**Goal**
In the data below, find every line that has the string "name", and copy it.

**Input records**
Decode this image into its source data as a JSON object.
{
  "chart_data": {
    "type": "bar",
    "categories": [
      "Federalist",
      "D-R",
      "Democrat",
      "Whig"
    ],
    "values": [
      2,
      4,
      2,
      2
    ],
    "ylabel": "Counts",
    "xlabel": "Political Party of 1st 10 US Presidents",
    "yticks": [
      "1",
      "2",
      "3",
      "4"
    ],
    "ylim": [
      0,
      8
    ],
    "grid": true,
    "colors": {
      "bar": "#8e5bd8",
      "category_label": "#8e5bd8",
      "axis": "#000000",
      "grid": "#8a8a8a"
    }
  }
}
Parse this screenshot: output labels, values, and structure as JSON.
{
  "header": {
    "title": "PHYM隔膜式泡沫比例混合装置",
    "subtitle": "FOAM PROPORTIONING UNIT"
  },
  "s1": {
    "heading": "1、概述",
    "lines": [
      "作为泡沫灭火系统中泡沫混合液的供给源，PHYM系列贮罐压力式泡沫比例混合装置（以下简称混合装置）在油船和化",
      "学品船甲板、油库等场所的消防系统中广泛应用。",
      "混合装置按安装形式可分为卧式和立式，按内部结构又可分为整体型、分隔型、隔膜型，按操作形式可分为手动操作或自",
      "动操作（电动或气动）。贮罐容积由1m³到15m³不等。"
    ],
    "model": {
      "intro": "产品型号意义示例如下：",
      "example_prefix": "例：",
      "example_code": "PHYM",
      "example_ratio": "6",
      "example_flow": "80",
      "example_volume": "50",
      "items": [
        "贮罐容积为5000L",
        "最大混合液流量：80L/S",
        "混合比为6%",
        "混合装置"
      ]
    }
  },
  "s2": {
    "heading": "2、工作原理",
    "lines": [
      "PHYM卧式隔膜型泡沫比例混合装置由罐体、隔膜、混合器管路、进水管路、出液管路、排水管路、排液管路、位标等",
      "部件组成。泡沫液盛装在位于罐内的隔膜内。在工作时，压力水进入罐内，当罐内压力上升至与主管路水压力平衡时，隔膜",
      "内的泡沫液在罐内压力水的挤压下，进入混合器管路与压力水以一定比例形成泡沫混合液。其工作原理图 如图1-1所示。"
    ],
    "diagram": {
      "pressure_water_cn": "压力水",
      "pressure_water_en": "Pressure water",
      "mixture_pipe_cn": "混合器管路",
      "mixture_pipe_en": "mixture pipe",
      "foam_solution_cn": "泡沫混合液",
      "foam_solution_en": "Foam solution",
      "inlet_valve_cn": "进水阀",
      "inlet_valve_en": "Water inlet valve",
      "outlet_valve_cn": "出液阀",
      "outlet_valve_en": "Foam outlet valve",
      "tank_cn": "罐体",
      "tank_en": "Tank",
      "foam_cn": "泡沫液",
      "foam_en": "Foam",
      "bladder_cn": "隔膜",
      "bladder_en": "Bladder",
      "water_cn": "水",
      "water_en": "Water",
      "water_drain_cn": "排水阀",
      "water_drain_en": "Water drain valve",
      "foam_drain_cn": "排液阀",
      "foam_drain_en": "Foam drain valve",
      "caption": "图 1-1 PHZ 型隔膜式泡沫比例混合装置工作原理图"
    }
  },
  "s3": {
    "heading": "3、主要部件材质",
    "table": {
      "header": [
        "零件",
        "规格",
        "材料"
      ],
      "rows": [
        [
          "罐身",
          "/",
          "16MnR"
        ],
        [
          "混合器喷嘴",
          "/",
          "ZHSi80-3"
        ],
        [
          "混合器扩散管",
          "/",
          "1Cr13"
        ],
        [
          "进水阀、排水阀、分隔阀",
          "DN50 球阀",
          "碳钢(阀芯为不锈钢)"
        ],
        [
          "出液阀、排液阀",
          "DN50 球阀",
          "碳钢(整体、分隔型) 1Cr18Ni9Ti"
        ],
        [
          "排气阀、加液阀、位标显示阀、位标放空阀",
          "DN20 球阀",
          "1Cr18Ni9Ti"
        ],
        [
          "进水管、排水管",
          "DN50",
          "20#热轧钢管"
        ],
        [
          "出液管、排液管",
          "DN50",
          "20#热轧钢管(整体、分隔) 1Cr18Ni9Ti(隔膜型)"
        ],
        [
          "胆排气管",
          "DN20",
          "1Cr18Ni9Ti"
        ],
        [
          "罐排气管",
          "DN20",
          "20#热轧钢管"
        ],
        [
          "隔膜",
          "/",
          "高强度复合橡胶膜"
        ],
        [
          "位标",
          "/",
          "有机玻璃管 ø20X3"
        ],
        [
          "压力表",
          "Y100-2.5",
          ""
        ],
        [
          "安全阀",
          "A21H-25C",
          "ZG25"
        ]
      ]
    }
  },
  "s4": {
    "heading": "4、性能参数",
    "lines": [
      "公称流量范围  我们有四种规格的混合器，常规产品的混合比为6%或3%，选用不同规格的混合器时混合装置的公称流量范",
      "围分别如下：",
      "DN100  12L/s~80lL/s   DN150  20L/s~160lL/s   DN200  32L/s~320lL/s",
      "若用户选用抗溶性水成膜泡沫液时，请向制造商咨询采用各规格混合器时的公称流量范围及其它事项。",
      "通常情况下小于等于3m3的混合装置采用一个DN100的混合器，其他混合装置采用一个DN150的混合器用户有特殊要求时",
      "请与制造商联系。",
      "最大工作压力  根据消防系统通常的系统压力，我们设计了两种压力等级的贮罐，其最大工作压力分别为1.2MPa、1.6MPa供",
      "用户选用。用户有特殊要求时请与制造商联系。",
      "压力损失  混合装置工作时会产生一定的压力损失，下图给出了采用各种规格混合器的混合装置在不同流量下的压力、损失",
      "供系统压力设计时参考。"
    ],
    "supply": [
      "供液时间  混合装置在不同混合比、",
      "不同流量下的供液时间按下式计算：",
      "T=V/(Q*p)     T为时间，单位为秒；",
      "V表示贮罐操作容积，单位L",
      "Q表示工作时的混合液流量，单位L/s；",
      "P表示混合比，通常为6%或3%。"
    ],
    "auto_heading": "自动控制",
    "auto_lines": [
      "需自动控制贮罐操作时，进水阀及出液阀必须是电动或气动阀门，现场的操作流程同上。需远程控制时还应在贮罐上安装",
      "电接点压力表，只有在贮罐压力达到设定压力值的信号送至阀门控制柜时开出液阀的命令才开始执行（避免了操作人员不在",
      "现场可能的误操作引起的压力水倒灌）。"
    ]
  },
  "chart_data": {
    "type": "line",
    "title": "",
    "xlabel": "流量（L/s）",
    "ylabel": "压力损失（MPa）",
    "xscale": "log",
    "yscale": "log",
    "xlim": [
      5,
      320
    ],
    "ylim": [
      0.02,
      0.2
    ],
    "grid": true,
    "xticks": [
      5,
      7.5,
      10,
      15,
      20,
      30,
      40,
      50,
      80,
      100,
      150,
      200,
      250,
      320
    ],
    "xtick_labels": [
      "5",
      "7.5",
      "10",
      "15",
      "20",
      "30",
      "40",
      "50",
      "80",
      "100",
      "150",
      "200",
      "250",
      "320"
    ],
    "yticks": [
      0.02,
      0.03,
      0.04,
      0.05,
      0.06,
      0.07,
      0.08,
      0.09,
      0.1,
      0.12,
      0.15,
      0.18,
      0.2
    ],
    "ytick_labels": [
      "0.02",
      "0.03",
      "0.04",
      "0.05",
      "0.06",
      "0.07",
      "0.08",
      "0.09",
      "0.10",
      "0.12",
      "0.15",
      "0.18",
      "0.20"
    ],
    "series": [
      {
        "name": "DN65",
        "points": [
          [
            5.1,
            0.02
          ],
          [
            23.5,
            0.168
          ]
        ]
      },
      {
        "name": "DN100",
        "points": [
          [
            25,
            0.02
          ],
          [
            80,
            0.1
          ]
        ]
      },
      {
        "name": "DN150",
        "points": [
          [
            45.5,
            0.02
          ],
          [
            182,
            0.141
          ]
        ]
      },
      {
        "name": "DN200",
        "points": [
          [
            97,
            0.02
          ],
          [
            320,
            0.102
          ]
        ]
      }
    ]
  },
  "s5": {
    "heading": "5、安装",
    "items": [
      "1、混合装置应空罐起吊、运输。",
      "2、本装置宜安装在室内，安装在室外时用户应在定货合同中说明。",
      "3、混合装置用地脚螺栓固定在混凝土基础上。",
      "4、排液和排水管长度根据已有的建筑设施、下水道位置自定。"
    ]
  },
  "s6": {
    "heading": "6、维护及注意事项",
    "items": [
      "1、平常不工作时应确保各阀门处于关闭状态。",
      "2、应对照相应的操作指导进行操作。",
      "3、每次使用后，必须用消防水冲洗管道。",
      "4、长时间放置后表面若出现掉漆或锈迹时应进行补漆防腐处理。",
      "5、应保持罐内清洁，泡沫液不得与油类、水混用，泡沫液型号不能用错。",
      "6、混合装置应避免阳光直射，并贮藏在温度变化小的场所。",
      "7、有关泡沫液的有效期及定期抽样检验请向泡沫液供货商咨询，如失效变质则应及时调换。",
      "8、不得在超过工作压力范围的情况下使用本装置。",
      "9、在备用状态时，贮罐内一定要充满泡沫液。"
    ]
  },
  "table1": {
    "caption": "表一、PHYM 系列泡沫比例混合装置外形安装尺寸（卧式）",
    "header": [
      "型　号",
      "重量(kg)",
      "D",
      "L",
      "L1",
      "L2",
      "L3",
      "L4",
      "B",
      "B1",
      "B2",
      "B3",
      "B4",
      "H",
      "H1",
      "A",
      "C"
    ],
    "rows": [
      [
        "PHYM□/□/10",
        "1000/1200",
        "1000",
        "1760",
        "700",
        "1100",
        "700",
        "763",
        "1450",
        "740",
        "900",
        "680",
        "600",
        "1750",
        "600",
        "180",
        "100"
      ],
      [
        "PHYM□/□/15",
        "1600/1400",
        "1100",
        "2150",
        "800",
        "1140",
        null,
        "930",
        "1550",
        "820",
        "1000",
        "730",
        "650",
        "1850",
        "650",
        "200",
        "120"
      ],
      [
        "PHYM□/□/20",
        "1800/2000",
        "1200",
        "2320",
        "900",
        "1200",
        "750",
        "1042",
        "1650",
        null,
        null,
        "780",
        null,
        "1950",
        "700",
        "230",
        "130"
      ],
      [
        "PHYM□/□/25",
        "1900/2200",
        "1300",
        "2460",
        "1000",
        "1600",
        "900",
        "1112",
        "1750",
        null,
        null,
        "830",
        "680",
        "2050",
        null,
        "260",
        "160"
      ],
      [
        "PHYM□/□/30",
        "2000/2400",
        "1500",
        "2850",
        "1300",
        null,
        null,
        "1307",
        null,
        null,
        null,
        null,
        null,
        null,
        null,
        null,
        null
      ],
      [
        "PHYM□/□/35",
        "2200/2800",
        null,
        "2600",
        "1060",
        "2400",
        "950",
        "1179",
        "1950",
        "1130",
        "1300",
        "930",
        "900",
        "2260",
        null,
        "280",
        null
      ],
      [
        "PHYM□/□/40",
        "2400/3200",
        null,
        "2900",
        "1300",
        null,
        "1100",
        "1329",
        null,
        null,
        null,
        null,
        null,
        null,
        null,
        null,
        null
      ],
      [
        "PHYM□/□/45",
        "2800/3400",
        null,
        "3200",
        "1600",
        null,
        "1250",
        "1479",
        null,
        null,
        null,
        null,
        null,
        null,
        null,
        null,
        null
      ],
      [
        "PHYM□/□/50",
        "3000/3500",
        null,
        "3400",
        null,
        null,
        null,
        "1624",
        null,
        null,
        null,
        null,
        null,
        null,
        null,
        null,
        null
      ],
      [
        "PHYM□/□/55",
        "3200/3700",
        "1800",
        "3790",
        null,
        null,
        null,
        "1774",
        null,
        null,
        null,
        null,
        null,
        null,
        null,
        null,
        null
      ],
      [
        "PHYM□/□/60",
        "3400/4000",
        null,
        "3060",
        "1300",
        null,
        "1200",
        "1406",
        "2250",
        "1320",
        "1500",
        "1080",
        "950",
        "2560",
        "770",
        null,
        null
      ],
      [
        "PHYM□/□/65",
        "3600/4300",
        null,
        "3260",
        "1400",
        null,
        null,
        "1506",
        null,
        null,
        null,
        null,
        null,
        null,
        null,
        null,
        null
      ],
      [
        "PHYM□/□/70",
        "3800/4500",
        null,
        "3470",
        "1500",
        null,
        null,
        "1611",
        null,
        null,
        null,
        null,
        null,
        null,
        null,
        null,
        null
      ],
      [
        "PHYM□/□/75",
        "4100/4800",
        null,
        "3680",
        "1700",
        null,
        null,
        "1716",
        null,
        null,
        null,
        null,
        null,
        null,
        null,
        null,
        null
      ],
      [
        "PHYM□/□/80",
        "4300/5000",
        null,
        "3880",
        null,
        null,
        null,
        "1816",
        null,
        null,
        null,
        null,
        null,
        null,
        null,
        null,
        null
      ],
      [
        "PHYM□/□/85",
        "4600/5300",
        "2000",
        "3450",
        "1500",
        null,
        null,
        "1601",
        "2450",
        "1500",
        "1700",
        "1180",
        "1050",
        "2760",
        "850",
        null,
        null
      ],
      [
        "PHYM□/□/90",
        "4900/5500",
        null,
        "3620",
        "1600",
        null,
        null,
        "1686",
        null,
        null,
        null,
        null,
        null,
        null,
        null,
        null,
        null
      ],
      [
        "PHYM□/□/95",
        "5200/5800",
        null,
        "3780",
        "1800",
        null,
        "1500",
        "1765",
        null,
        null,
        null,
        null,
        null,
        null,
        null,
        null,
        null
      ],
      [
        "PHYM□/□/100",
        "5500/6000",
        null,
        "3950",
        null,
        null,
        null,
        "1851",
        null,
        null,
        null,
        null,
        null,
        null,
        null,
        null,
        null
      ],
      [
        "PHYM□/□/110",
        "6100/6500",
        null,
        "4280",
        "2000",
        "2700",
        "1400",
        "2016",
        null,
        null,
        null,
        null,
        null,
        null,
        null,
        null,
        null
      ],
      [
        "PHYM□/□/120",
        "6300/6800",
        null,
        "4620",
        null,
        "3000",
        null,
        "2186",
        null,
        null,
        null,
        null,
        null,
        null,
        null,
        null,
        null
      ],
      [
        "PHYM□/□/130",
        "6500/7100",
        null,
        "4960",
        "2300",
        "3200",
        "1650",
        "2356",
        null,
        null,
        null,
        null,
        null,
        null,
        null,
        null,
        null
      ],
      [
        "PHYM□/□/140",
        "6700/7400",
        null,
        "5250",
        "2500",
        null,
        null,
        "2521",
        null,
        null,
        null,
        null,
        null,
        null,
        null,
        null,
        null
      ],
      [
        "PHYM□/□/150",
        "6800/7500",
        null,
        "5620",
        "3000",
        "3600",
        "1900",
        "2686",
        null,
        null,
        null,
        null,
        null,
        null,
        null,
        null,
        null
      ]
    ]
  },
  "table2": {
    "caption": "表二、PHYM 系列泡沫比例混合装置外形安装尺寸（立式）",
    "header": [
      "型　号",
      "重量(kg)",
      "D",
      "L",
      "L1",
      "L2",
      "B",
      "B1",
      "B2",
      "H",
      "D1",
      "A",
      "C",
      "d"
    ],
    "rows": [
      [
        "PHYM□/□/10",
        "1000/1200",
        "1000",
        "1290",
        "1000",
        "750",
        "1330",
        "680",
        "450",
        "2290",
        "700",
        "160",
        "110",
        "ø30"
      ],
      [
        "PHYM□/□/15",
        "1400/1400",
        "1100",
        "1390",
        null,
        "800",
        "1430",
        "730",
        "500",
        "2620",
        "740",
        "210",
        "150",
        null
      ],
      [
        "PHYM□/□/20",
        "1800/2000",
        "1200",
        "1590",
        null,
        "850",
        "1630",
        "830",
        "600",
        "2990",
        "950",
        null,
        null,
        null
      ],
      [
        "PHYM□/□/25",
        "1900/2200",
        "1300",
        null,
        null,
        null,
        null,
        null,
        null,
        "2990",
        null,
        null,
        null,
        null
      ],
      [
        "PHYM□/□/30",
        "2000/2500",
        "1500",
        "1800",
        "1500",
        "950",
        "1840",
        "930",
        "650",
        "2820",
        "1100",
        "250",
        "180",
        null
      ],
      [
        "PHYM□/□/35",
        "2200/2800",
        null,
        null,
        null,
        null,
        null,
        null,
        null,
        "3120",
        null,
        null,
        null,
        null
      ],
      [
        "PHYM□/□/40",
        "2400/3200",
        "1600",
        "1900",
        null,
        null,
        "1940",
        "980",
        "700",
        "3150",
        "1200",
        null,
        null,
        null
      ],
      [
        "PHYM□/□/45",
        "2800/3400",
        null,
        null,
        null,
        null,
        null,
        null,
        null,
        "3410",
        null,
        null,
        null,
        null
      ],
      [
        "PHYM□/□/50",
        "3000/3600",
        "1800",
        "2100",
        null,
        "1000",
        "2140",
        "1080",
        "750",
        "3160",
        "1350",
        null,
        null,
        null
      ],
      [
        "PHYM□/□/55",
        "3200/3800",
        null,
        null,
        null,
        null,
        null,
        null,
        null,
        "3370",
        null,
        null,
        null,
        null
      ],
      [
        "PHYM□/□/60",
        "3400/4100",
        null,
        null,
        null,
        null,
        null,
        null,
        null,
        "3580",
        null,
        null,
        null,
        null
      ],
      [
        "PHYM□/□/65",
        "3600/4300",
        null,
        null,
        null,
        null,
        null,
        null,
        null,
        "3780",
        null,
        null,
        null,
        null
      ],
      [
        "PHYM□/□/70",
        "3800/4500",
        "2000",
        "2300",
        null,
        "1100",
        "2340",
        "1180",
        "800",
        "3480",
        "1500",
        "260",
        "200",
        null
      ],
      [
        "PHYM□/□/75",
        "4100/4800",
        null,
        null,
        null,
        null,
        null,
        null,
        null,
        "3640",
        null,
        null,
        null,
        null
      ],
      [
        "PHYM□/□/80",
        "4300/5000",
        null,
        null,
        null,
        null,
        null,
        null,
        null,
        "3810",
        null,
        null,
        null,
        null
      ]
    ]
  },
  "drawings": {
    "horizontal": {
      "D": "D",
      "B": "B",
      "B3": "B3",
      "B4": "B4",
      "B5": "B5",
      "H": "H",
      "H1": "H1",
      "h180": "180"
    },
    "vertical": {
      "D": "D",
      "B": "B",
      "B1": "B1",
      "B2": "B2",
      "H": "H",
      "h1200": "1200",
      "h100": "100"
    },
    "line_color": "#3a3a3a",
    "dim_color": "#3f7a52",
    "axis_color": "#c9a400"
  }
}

**Worked solution**
        "name": "DN65",
        "name": "DN100",
        "name": "DN150",
        "name": "DN200",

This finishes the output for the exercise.